===== Dataset extract

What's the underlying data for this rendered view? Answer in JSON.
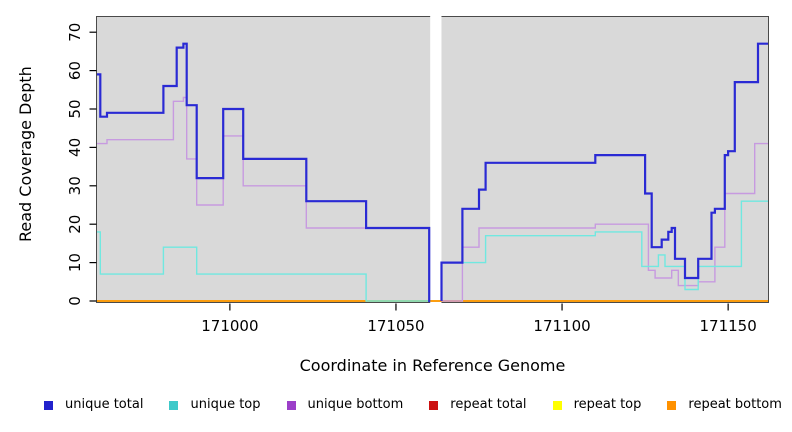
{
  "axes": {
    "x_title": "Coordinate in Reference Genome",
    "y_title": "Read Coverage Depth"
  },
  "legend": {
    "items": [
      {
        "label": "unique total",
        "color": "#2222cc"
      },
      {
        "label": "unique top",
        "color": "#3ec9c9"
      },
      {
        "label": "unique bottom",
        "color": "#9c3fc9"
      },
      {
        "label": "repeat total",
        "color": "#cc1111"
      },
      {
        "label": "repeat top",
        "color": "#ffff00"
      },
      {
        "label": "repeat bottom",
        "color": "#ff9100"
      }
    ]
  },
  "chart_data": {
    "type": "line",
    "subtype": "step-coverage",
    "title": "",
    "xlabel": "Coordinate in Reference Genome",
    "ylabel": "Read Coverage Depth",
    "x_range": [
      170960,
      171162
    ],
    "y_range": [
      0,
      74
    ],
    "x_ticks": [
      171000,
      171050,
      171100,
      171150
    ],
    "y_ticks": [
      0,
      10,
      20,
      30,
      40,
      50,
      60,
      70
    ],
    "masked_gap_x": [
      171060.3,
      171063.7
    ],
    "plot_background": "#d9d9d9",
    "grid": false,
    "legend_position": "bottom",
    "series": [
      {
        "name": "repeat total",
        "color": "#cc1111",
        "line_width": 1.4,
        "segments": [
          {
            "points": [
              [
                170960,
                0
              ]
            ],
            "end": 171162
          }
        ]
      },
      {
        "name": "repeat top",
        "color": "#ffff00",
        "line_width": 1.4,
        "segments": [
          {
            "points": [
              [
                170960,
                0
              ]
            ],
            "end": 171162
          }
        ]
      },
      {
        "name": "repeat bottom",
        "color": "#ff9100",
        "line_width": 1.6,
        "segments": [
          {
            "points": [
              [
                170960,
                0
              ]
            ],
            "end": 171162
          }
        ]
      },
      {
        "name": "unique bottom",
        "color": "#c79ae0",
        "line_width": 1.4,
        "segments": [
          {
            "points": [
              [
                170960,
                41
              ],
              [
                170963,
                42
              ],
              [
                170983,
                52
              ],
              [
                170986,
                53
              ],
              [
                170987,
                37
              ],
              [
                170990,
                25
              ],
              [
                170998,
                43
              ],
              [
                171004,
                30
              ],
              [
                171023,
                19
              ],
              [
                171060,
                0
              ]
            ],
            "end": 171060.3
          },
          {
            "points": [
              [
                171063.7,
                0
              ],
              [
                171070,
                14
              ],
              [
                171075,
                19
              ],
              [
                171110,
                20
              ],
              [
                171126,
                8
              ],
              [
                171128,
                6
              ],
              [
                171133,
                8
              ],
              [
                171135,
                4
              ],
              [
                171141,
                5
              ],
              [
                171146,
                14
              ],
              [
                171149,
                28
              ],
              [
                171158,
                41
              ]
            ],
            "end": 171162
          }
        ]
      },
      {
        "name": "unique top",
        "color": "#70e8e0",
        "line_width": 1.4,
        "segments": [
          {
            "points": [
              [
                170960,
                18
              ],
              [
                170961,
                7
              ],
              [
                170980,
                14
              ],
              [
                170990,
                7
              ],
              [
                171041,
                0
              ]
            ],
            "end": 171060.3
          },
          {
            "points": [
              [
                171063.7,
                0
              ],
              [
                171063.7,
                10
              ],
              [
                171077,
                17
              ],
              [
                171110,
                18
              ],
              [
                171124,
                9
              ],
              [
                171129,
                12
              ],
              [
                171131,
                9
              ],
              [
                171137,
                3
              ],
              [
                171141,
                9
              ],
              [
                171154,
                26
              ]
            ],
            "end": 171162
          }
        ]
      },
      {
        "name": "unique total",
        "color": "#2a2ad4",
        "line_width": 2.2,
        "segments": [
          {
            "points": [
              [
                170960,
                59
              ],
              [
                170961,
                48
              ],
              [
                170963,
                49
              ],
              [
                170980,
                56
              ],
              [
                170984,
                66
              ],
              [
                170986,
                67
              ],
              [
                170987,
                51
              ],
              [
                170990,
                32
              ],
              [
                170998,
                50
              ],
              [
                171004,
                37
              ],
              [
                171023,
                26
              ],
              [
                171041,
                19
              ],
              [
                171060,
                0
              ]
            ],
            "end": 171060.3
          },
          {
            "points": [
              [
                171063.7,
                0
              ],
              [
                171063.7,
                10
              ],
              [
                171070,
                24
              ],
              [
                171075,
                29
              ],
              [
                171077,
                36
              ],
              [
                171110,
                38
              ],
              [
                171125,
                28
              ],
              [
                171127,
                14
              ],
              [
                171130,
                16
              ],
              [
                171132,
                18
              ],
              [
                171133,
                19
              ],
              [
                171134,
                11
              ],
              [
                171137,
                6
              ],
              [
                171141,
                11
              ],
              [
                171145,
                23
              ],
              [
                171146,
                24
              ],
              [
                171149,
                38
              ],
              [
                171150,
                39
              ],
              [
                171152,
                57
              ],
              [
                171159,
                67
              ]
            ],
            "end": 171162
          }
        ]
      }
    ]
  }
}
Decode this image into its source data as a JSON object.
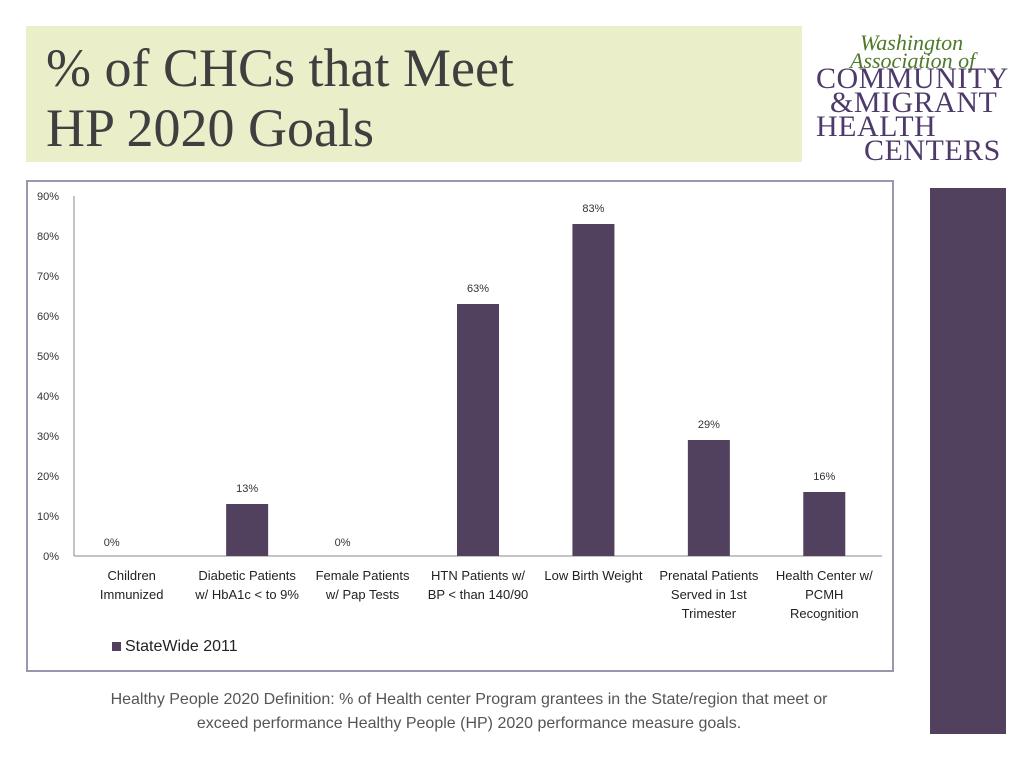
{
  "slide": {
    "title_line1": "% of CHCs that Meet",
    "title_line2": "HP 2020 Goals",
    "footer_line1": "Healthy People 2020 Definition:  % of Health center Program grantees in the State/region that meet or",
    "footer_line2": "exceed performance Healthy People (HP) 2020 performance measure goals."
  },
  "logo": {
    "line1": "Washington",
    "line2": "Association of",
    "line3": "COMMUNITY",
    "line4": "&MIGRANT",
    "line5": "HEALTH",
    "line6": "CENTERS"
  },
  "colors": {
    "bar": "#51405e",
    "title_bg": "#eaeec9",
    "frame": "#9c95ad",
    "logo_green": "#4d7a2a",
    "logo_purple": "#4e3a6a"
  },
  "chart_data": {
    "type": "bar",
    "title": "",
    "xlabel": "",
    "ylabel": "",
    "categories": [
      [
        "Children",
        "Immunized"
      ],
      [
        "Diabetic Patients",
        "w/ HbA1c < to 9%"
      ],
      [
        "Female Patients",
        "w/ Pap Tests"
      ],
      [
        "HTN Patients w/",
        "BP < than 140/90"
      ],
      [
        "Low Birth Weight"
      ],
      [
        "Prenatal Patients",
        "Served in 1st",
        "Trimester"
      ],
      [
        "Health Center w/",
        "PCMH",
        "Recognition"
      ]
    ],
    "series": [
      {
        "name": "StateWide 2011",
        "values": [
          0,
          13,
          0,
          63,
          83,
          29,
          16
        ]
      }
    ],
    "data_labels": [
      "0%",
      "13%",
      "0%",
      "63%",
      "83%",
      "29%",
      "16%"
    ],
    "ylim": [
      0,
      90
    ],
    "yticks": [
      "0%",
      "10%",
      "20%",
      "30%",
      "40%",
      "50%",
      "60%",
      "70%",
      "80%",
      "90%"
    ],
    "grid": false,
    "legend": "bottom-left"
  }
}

==========

Instructions for the task: Print every line above exactly. Leave the pictures out.

Exercise output:
What's the underlying data for this rendered view? Answer in JSON.
{
  "axes": {
    "x_title": "Coordinate in Reference Genome",
    "y_title": "Read Coverage Depth"
  },
  "legend": {
    "items": [
      {
        "label": "unique total",
        "color": "#2222cc"
      },
      {
        "label": "unique top",
        "color": "#3ec9c9"
      },
      {
        "label": "unique bottom",
        "color": "#9c3fc9"
      },
      {
        "label": "repeat total",
        "color": "#cc1111"
      },
      {
        "label": "repeat top",
        "color": "#ffff00"
      },
      {
        "label": "repeat bottom",
        "color": "#ff9100"
      }
    ]
  },
  "chart_data": {
    "type": "line",
    "subtype": "step-coverage",
    "title": "",
    "xlabel": "Coordinate in Reference Genome",
    "ylabel": "Read Coverage Depth",
    "x_range": [
      170960,
      171162
    ],
    "y_range": [
      0,
      74
    ],
    "x_ticks": [
      171000,
      171050,
      171100,
      171150
    ],
    "y_ticks": [
      0,
      10,
      20,
      30,
      40,
      50,
      60,
      70
    ],
    "masked_gap_x": [
      171060.3,
      171063.7
    ],
    "plot_background": "#d9d9d9",
    "grid": false,
    "legend_position": "bottom",
    "series": [
      {
        "name": "repeat total",
        "color": "#cc1111",
        "line_width": 1.4,
        "segments": [
          {
            "points": [
              [
                170960,
                0
              ]
            ],
            "end": 171162
          }
        ]
      },
      {
        "name": "repeat top",
        "color": "#ffff00",
        "line_width": 1.4,
        "segments": [
          {
            "points": [
              [
                170960,
                0
              ]
            ],
            "end": 171162
          }
        ]
      },
      {
        "name": "repeat bottom",
        "color": "#ff9100",
        "line_width": 1.6,
        "segments": [
          {
            "points": [
              [
                170960,
                0
              ]
            ],
            "end": 171162
          }
        ]
      },
      {
        "name": "unique bottom",
        "color": "#c79ae0",
        "line_width": 1.4,
        "segments": [
          {
            "points": [
              [
                170960,
                41
              ],
              [
                170963,
                42
              ],
              [
                170983,
                52
              ],
              [
                170986,
                53
              ],
              [
                170987,
                37
              ],
              [
                170990,
                25
              ],
              [
                170998,
                43
              ],
              [
                171004,
                30
              ],
              [
                171023,
                19
              ],
              [
                171060,
                0
              ]
            ],
            "end": 171060.3
          },
          {
            "points": [
              [
                171063.7,
                0
              ],
              [
                171070,
                14
              ],
              [
                171075,
                19
              ],
              [
                171110,
                20
              ],
              [
                171126,
                8
              ],
              [
                171128,
                6
              ],
              [
                171133,
                8
              ],
              [
                171135,
                4
              ],
              [
                171141,
                5
              ],
              [
                171146,
                14
              ],
              [
                171149,
                28
              ],
              [
                171158,
                41
              ]
            ],
            "end": 171162
          }
        ]
      },
      {
        "name": "unique top",
        "color": "#70e8e0",
        "line_width": 1.4,
        "segments": [
          {
            "points": [
              [
                170960,
                18
              ],
              [
                170961,
                7
              ],
              [
                170980,
                14
              ],
              [
                170990,
                7
              ],
              [
                171041,
                0
              ]
            ],
            "end": 171060.3
          },
          {
            "points": [
              [
                171063.7,
                0
              ],
              [
                171063.7,
                10
              ],
              [
                171077,
                17
              ],
              [
                171110,
                18
              ],
              [
                171124,
                9
              ],
              [
                171129,
                12
              ],
              [
                171131,
                9
              ],
              [
                171137,
                3
              ],
              [
                171141,
                9
              ],
              [
                171154,
                26
              ]
            ],
            "end": 171162
          }
        ]
      },
      {
        "name": "unique total",
        "color": "#2a2ad4",
        "line_width": 2.2,
        "segments": [
          {
            "points": [
              [
                170960,
                59
              ],
              [
                170961,
                48
              ],
              [
                170963,
                49
              ],
              [
                170980,
                56
              ],
              [
                170984,
                66
              ],
              [
                170986,
                67
              ],
              [
                170987,
                51
              ],
              [
                170990,
                32
              ],
              [
                170998,
                50
              ],
              [
                171004,
                37
              ],
              [
                171023,
                26
              ],
              [
                171041,
                19
              ],
              [
                171060,
                0
              ]
            ],
            "end": 171060.3
          },
          {
            "points": [
              [
                171063.7,
                0
              ],
              [
                171063.7,
                10
              ],
              [
                171070,
                24
              ],
              [
                171075,
                29
              ],
              [
                171077,
                36
              ],
              [
                171110,
                38
              ],
              [
                171125,
                28
              ],
              [
                171127,
                14
              ],
              [
                171130,
                16
              ],
              [
                171132,
                18
              ],
              [
                171133,
                19
              ],
              [
                171134,
                11
              ],
              [
                171137,
                6
              ],
              [
                171141,
                11
              ],
              [
                171145,
                23
              ],
              [
                171146,
                24
              ],
              [
                171149,
                38
              ],
              [
                171150,
                39
              ],
              [
                171152,
                57
              ],
              [
                171159,
                67
              ]
            ],
            "end": 171162
          }
        ]
      }
    ]
  }
}
Decode this image into its source data as a JSON object.
{
  "slide": {
    "title_line1": "% of CHCs that Meet",
    "title_line2": "HP 2020 Goals",
    "footer_line1": "Healthy People 2020 Definition:  % of Health center Program grantees in the State/region that meet or",
    "footer_line2": "exceed performance Healthy People (HP) 2020 performance measure goals."
  },
  "logo": {
    "line1": "Washington",
    "line2": "Association of",
    "line3": "COMMUNITY",
    "line4": "&MIGRANT",
    "line5": "HEALTH",
    "line6": "CENTERS"
  },
  "colors": {
    "bar": "#51405e",
    "title_bg": "#eaeec9",
    "frame": "#9c95ad",
    "logo_green": "#4d7a2a",
    "logo_purple": "#4e3a6a"
  },
  "chart_data": {
    "type": "bar",
    "title": "",
    "xlabel": "",
    "ylabel": "",
    "categories": [
      [
        "Children",
        "Immunized"
      ],
      [
        "Diabetic Patients",
        "w/ HbA1c < to 9%"
      ],
      [
        "Female Patients",
        "w/ Pap Tests"
      ],
      [
        "HTN Patients w/",
        "BP < than 140/90"
      ],
      [
        "Low Birth Weight"
      ],
      [
        "Prenatal Patients",
        "Served in 1st",
        "Trimester"
      ],
      [
        "Health Center w/",
        "PCMH",
        "Recognition"
      ]
    ],
    "series": [
      {
        "name": "StateWide 2011",
        "values": [
          0,
          13,
          0,
          63,
          83,
          29,
          16
        ]
      }
    ],
    "data_labels": [
      "0%",
      "13%",
      "0%",
      "63%",
      "83%",
      "29%",
      "16%"
    ],
    "ylim": [
      0,
      90
    ],
    "yticks": [
      "0%",
      "10%",
      "20%",
      "30%",
      "40%",
      "50%",
      "60%",
      "70%",
      "80%",
      "90%"
    ],
    "grid": false,
    "legend": "bottom-left"
  }
}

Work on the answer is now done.